* begin Dataset rows *

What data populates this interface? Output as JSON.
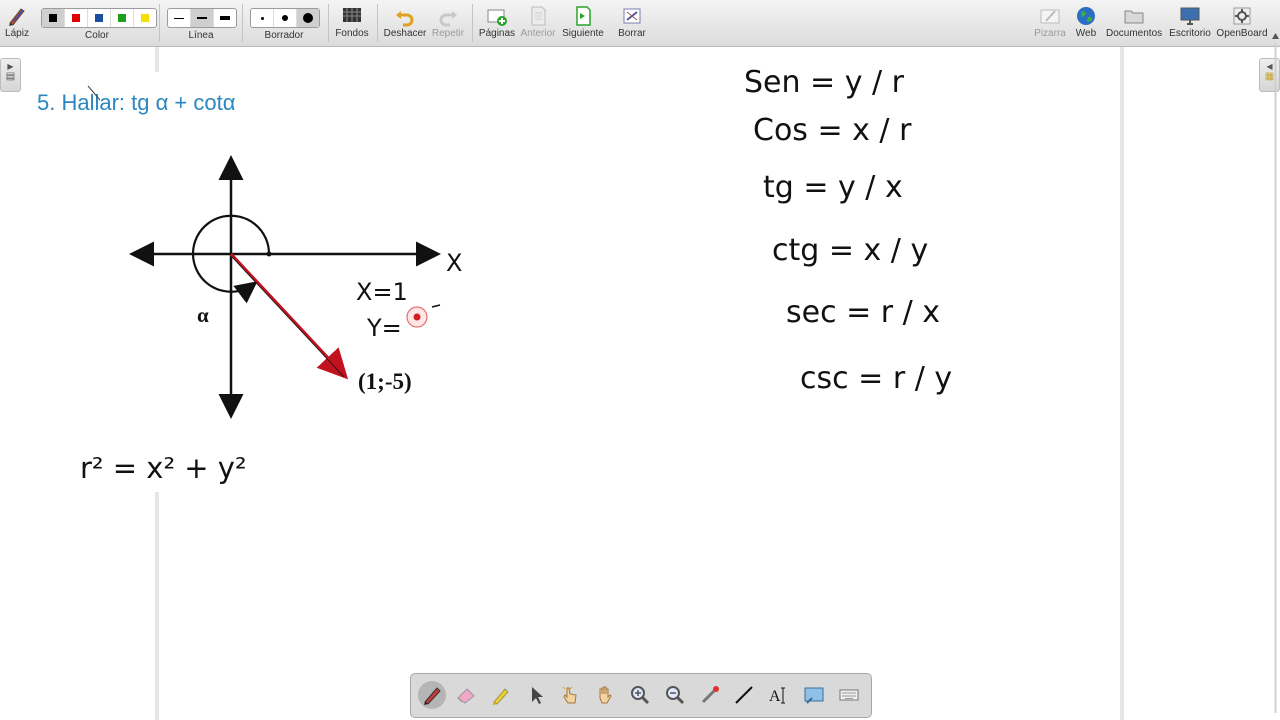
{
  "toolbar": {
    "pencil": "Lápiz",
    "color": "Color",
    "line": "Línea",
    "eraser": "Borrador",
    "backgrounds": "Fondos",
    "undo": "Deshacer",
    "redo": "Repetir",
    "pages": "Páginas",
    "previous": "Anterior",
    "next": "Siguiente",
    "clear": "Borrar",
    "whiteboard": "Pizarra",
    "web": "Web",
    "documents": "Documentos",
    "desktop": "Escritorio",
    "openboard": "OpenBoard",
    "colors": [
      "#000000",
      "#e00000",
      "#1a4fa0",
      "#1f9e1f",
      "#f2e000"
    ]
  },
  "board": {
    "title": "5.  Hallar:  tg α + cotα",
    "alpha": "α",
    "point": "(1;-5)",
    "axis_x": "X",
    "hand_x": "X=1",
    "hand_y": "Y=",
    "pythagoras": "r² = x² + y²",
    "formulas": [
      "Sen = y / r",
      "Cos = x / r",
      "tg = y / x",
      "ctg = x / y",
      "sec = r / x",
      "csc = r / y"
    ]
  },
  "colors": {
    "title": "#2b87bf",
    "vector": "#c0121f",
    "ink": "#111111"
  }
}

* end Dataset rows *

# Requirements:
Search the data for the string "title" and copy each line where it appears.

# Written answer:
    "title": "5.  Hallar:  tg α + cotα",
    "title": "#2b87bf",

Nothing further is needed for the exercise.